**Task instructions**:
Your task is to transcribe all of the data below exactly, omitting the images.

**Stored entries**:
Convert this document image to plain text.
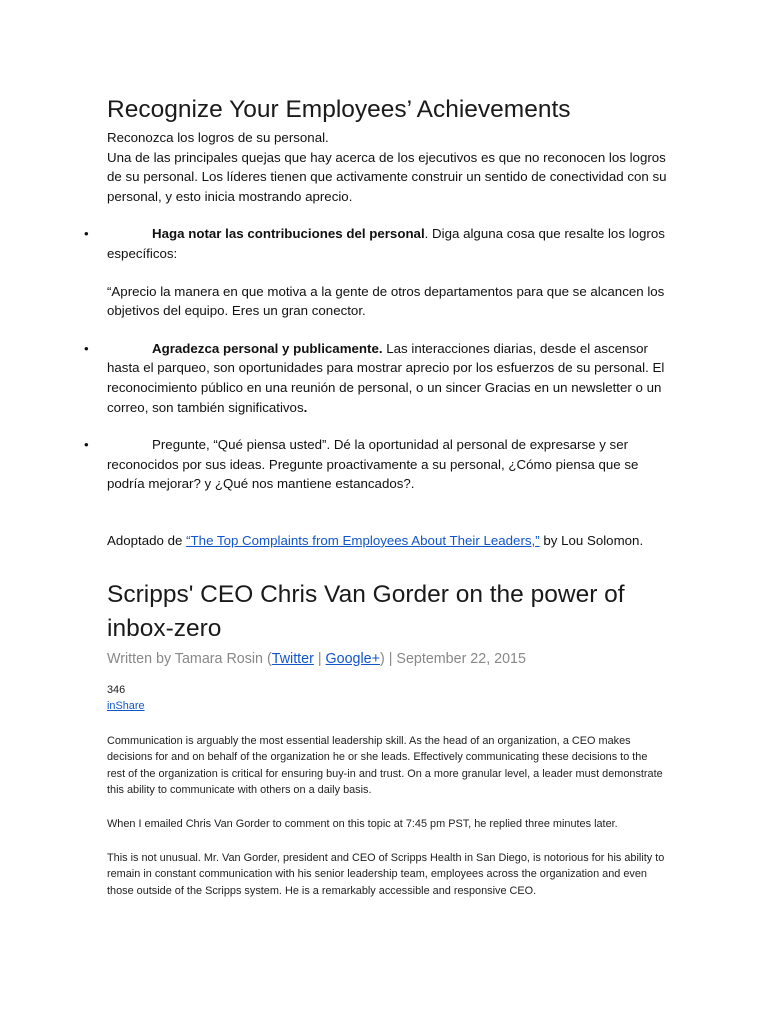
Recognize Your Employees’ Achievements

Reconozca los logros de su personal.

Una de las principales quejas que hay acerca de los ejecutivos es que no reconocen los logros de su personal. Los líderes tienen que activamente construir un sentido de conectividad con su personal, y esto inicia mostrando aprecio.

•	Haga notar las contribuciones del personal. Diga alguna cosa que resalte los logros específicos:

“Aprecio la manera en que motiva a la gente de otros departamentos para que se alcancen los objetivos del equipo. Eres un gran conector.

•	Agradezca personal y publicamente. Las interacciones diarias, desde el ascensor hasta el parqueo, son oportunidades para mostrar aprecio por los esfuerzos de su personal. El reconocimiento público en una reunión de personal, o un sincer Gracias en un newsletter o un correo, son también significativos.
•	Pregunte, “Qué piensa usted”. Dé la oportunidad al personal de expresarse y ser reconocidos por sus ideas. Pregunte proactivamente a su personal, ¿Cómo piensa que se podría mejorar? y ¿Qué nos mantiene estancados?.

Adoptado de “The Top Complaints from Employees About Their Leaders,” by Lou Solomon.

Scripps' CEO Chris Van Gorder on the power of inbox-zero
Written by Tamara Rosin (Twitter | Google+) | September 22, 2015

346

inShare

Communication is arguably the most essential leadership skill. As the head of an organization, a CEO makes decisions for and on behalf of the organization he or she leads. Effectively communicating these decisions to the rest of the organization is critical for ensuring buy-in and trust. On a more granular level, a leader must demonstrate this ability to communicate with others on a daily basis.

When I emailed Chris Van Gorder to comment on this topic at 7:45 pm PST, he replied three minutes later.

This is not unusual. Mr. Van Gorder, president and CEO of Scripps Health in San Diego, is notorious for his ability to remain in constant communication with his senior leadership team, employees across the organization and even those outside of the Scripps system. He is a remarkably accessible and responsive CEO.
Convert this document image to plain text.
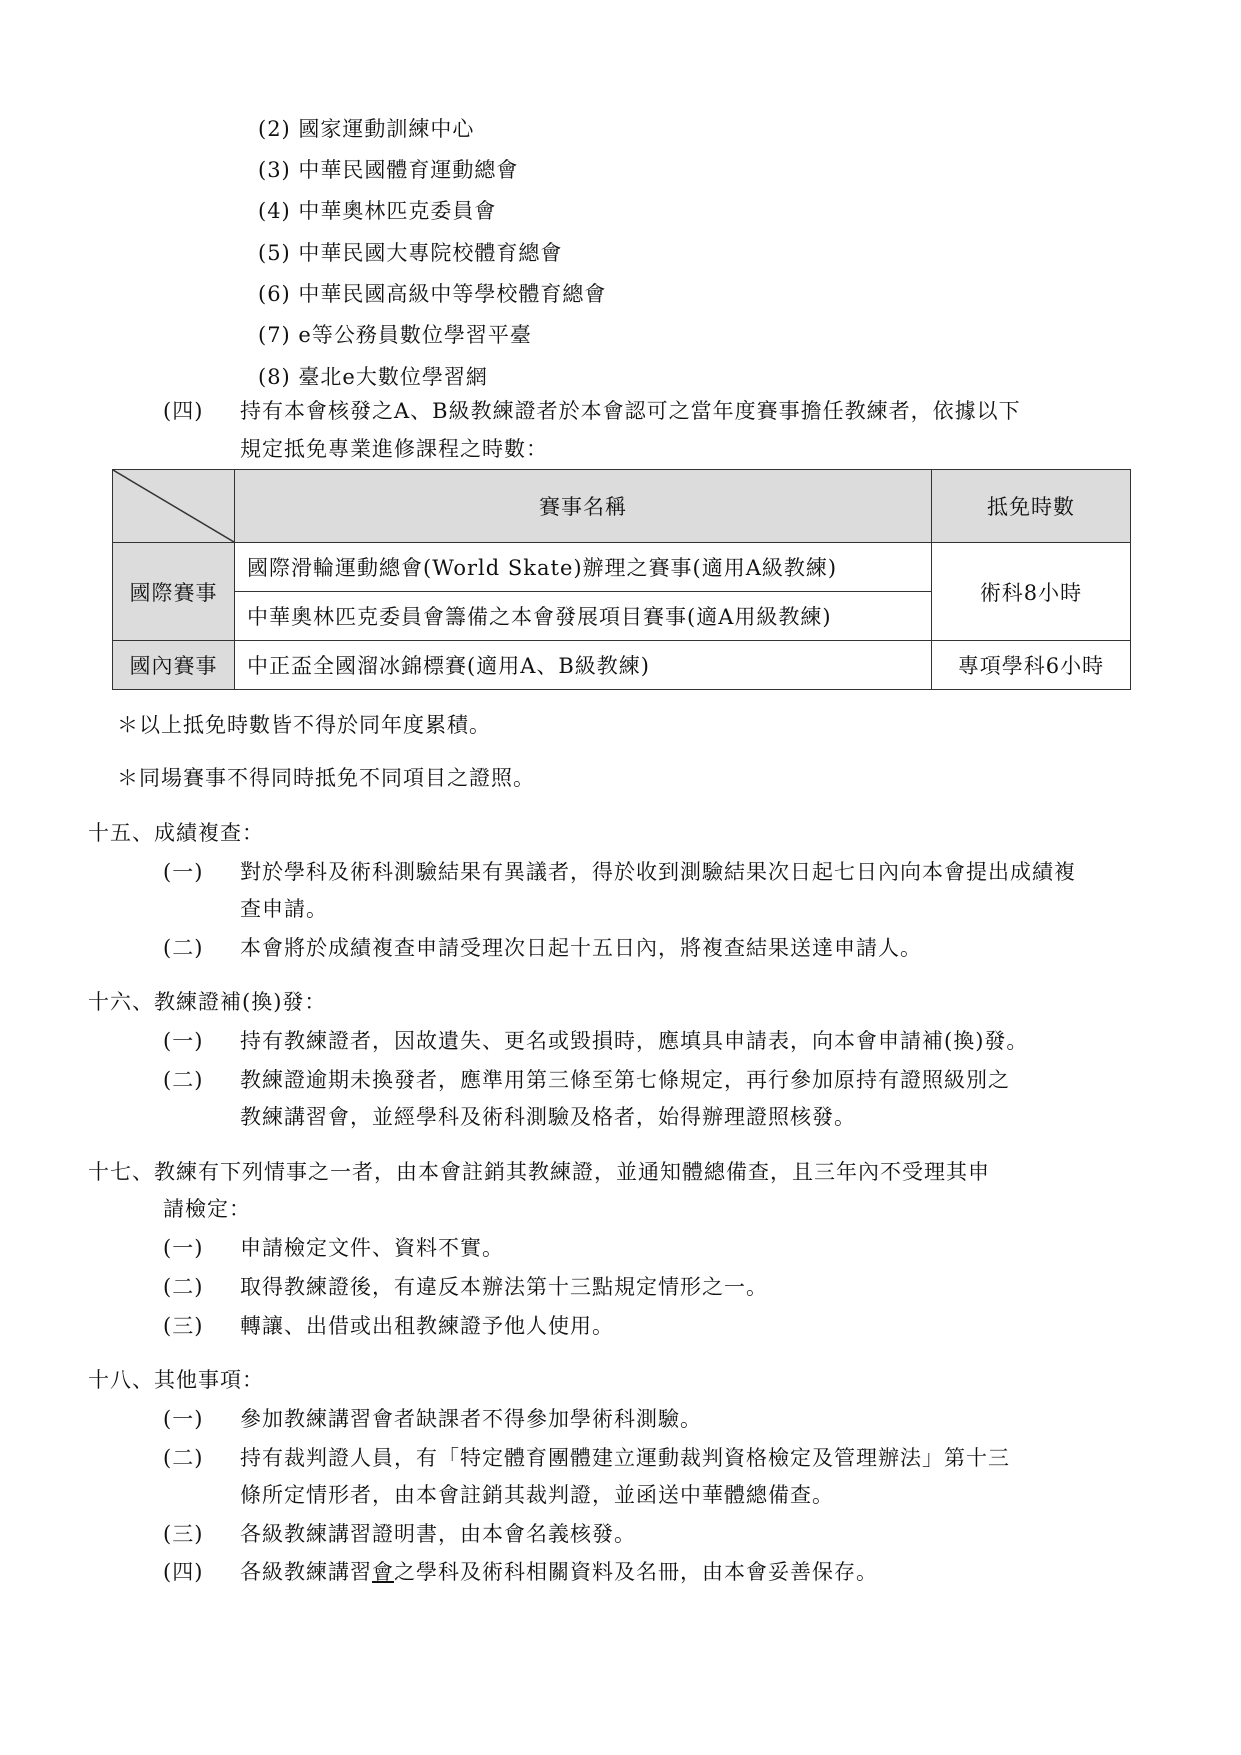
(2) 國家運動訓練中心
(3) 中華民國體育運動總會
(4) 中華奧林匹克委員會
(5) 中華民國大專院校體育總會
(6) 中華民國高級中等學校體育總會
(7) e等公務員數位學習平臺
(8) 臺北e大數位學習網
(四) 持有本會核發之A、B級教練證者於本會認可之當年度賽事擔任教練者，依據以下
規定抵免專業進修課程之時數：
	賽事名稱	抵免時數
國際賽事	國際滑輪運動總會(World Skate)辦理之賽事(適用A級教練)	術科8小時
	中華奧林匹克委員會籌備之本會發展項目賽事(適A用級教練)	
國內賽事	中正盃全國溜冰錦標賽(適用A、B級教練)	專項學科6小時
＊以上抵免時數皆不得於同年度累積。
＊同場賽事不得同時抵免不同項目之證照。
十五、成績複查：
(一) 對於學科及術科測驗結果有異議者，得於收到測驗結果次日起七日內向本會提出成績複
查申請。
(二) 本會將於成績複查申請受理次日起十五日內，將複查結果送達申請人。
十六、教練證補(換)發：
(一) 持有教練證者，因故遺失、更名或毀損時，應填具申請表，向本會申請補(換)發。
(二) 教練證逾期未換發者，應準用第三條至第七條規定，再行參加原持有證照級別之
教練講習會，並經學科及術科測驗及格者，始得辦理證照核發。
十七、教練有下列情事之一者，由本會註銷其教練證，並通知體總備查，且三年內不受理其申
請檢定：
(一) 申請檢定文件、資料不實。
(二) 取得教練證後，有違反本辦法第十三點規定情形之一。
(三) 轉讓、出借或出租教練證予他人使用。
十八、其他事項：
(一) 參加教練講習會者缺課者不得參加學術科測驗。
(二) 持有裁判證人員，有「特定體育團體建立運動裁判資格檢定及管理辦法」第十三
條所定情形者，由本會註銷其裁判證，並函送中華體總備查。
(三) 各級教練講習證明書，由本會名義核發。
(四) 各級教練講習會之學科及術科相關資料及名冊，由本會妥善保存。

**Expected answer**:
Convert this document image to plain text.
Recognize Your Employees’ Achievements

Reconozca los logros de su personal.

Una de las principales quejas que hay acerca de los ejecutivos es que no reconocen los logros de su personal. Los líderes tienen que activamente construir un sentido de conectividad con su personal, y esto inicia mostrando aprecio.

•	Haga notar las contribuciones del personal. Diga alguna cosa que resalte los logros específicos:

“Aprecio la manera en que motiva a la gente de otros departamentos para que se alcancen los objetivos del equipo. Eres un gran conector.

•	Agradezca personal y publicamente. Las interacciones diarias, desde el ascensor hasta el parqueo, son oportunidades para mostrar aprecio por los esfuerzos de su personal. El reconocimiento público en una reunión de personal, o un sincer Gracias en un newsletter o un correo, son también significativos.
•	Pregunte, “Qué piensa usted”. Dé la oportunidad al personal de expresarse y ser reconocidos por sus ideas. Pregunte proactivamente a su personal, ¿Cómo piensa que se podría mejorar? y ¿Qué nos mantiene estancados?.

Adoptado de “The Top Complaints from Employees About Their Leaders,” by Lou Solomon.

Scripps' CEO Chris Van Gorder on the power of inbox-zero
Written by Tamara Rosin (Twitter | Google+) | September 22, 2015

346

inShare

Communication is arguably the most essential leadership skill. As the head of an organization, a CEO makes decisions for and on behalf of the organization he or she leads. Effectively communicating these decisions to the rest of the organization is critical for ensuring buy-in and trust. On a more granular level, a leader must demonstrate this ability to communicate with others on a daily basis.

When I emailed Chris Van Gorder to comment on this topic at 7:45 pm PST, he replied three minutes later.

This is not unusual. Mr. Van Gorder, president and CEO of Scripps Health in San Diego, is notorious for his ability to remain in constant communication with his senior leadership team, employees across the organization and even those outside of the Scripps system. He is a remarkably accessible and responsive CEO.
Convert this document image to plain text.
(2) 國家運動訓練中心
(3) 中華民國體育運動總會
(4) 中華奧林匹克委員會
(5) 中華民國大專院校體育總會
(6) 中華民國高級中等學校體育總會
(7) e等公務員數位學習平臺
(8) 臺北e大數位學習網
(四) 持有本會核發之A、B級教練證者於本會認可之當年度賽事擔任教練者，依據以下
規定抵免專業進修課程之時數：
	賽事名稱	抵免時數
國際賽事	國際滑輪運動總會(World Skate)辦理之賽事(適用A級教練)	術科8小時
	中華奧林匹克委員會籌備之本會發展項目賽事(適A用級教練)	
國內賽事	中正盃全國溜冰錦標賽(適用A、B級教練)	專項學科6小時
＊以上抵免時數皆不得於同年度累積。
＊同場賽事不得同時抵免不同項目之證照。
十五、成績複查：
(一) 對於學科及術科測驗結果有異議者，得於收到測驗結果次日起七日內向本會提出成績複
查申請。
(二) 本會將於成績複查申請受理次日起十五日內，將複查結果送達申請人。
十六、教練證補(換)發：
(一) 持有教練證者，因故遺失、更名或毀損時，應填具申請表，向本會申請補(換)發。
(二) 教練證逾期未換發者，應準用第三條至第七條規定，再行參加原持有證照級別之
教練講習會，並經學科及術科測驗及格者，始得辦理證照核發。
十七、教練有下列情事之一者，由本會註銷其教練證，並通知體總備查，且三年內不受理其申
請檢定：
(一) 申請檢定文件、資料不實。
(二) 取得教練證後，有違反本辦法第十三點規定情形之一。
(三) 轉讓、出借或出租教練證予他人使用。
十八、其他事項：
(一) 參加教練講習會者缺課者不得參加學術科測驗。
(二) 持有裁判證人員，有「特定體育團體建立運動裁判資格檢定及管理辦法」第十三
條所定情形者，由本會註銷其裁判證，並函送中華體總備查。
(三) 各級教練講習證明書，由本會名義核發。
(四) 各級教練講習會之學科及術科相關資料及名冊，由本會妥善保存。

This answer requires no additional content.